Bei Ankunft Festnahme: Ein bewusstes Vorgehen der Behörden? Foto: Fo­to: onw-images/imago

Aus München Dominik Baur

Endlich, muss sich Reza R. gedacht haben, als er am Montag vergangener Woche die Mail aus dem Passauer Ausländeramt erhalten hat. „Eintragung Beschäftigung“ lautete die Betreffzeile und verhieß genau das, worauf der 41-jährige Flüchtling aus dem Iran seit Monaten gewartet hatte: eine Arbeitserlaubnis. „Ihr Reisepass ist nun von der Überprüfung zurück“, schrieb die Sachbearbeiterin in einer Mail, die der taz vorliegt. „Die Beschäftigung kann nun in Ihre Duldung eingetragen werden.“ Denn Reza R. hatte bereits ein Job­an­gebot in der Tasche. Ein Pflegedienst im Münchner Vorort Grünwald, bei dem R. seit April bereits ein unentgeltliches Praktikum gemacht hatte, hätte ihn gern dauerhaft in seinem Team gesehen. Am 1. Oktober hätte er dort als bezahlte Pflegekraft anfangen sollen.

In ihrer Mail hatte die Sachbearbeiterin Reza R. vorgeschlagen, am 29. September um 9.30 Uhr in die Behörde zu kommen. „Die Beschäftigung wird dann direkt bei dem Termin eingetragen.“ Doch dies war offensichtlich nie die Absicht der Mitarbeiterin des Land­rats­amts. Denn schon am 6. September hatte das Landratsamt Passau beim Bayerischen Landesamt für Asyl und Rückführungen beantragt, Reza R. in den Iran abzuschieben. Das geht aus Dokumenten hervor, die dem Bayerischen Flüchtlingsrat vorliegen. Am 27. September, also zwei Tage vor dem anberaumten Termin, beantragte das Landratsamt zudem beim Amtsgericht, den Mann in Ausreisegewahrsam zu nehmen. Zeitpunkt des geplanten Zugriffs: 29. September.

_ _ _

**Aufgabe:** Geben Sie aus dem Auszug über Reza R. alles von „Aus München Dominik“ bis einschließlich „Pflegekraft anfangen sollen.“ wortgetreu wieder.

Extrahierte Datensätze:
_ _ _

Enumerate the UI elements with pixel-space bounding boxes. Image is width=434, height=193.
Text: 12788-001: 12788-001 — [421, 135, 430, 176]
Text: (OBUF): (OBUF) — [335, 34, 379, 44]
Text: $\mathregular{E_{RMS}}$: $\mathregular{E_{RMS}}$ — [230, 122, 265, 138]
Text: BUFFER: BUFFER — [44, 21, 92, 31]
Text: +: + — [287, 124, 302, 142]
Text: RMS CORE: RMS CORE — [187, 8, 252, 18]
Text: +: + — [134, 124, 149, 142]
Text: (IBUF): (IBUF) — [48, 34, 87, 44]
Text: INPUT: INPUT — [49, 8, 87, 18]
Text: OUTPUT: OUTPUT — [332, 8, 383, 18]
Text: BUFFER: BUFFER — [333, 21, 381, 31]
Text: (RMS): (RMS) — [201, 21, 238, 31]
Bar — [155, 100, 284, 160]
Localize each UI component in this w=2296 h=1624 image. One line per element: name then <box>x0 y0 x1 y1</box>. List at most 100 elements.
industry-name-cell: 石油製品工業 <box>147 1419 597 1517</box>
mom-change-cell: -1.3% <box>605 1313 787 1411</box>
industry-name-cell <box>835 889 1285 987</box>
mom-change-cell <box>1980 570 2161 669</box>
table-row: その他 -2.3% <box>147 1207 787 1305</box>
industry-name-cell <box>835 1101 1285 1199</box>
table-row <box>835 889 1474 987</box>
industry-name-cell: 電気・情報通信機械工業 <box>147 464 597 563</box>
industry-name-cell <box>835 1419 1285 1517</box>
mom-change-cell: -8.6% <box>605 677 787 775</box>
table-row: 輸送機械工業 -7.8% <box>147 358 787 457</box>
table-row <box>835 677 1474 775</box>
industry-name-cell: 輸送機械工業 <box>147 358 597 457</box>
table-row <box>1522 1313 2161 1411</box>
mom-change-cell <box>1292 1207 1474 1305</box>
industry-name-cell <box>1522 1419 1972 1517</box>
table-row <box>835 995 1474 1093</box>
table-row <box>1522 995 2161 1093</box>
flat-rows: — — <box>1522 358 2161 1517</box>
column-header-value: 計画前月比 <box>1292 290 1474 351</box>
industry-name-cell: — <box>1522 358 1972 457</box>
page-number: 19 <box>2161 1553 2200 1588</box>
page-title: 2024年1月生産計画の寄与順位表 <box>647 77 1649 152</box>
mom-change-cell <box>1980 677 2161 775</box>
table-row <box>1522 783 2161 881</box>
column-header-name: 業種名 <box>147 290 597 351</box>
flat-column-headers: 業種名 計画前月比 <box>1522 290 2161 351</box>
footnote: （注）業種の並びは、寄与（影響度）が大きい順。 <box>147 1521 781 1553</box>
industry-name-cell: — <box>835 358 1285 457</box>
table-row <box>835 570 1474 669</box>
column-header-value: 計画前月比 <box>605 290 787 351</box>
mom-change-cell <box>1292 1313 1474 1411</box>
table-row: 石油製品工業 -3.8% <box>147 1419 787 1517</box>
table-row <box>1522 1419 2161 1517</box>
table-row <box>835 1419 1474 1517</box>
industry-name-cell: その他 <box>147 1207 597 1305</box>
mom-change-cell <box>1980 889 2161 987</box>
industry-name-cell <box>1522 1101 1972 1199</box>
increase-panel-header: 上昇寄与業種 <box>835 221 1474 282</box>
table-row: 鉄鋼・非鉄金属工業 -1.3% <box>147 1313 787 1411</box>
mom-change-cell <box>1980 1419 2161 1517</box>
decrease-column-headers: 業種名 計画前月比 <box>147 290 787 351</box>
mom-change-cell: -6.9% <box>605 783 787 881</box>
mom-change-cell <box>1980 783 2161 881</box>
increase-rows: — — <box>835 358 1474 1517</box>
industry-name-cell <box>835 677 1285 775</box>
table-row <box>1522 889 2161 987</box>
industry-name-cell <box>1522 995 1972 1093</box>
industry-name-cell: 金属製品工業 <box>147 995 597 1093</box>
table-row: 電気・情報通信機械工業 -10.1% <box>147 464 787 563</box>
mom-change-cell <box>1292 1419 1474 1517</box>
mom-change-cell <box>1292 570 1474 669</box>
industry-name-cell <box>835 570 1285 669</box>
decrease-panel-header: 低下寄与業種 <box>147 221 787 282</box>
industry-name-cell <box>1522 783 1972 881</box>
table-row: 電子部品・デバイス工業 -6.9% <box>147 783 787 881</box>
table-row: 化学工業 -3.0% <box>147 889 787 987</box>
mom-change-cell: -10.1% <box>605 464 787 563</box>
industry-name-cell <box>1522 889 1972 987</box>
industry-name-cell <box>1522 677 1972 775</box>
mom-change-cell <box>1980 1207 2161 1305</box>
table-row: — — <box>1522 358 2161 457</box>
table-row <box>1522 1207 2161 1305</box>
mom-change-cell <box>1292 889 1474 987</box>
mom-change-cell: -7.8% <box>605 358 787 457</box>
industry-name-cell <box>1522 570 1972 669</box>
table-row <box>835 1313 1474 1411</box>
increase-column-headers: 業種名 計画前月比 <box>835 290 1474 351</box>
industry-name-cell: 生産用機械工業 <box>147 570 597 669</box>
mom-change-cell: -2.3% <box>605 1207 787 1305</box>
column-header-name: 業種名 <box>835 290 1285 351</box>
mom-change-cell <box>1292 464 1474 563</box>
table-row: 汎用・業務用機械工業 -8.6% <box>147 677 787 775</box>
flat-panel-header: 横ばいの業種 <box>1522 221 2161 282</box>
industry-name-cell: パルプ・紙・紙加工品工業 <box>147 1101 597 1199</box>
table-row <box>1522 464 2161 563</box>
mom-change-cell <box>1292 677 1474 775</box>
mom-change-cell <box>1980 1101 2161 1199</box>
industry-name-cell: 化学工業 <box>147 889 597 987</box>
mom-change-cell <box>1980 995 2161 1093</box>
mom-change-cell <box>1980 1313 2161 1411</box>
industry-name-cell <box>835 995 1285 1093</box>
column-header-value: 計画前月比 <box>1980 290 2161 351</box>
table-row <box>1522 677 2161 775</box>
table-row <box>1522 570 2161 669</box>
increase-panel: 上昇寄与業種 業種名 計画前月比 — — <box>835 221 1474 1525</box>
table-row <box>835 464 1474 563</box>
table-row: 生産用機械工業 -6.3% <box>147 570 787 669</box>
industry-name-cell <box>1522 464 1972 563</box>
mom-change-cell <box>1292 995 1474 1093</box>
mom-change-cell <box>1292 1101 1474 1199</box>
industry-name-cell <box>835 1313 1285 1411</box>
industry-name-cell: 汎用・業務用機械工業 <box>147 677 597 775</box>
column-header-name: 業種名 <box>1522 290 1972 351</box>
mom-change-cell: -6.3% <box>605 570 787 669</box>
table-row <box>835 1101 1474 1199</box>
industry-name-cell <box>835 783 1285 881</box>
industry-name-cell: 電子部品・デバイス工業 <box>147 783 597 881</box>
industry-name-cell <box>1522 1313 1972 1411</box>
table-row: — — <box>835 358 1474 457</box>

_ _ _

**Lösung:**
Aus München Dominik Baur

Endlich, muss sich Reza R. gedacht haben, als er am Montag vergangener Woche die Mail aus dem Passauer Ausländeramt erhalten hat. „Eintragung Beschäftigung“ lautete die Betreffzeile und verhieß genau das, worauf der 41-jährige Flüchtling aus dem Iran seit Monaten gewartet hatte: eine Arbeitserlaubnis. „Ihr Reisepass ist nun von der Überprüfung zurück“, schrieb die Sachbearbeiterin in einer Mail, die der taz vorliegt. „Die Beschäftigung kann nun in Ihre Duldung eingetragen werden.“ Denn Reza R. hatte bereits ein Job­an­gebot in der Tasche. Ein Pflegedienst im Münchner Vorort Grünwald, bei dem R. seit April bereits ein unentgeltliches Praktikum gemacht hatte, hätte ihn gern dauerhaft in seinem Team gesehen. Am 1. Oktober hätte er dort als bezahlte Pflegekraft anfangen sollen.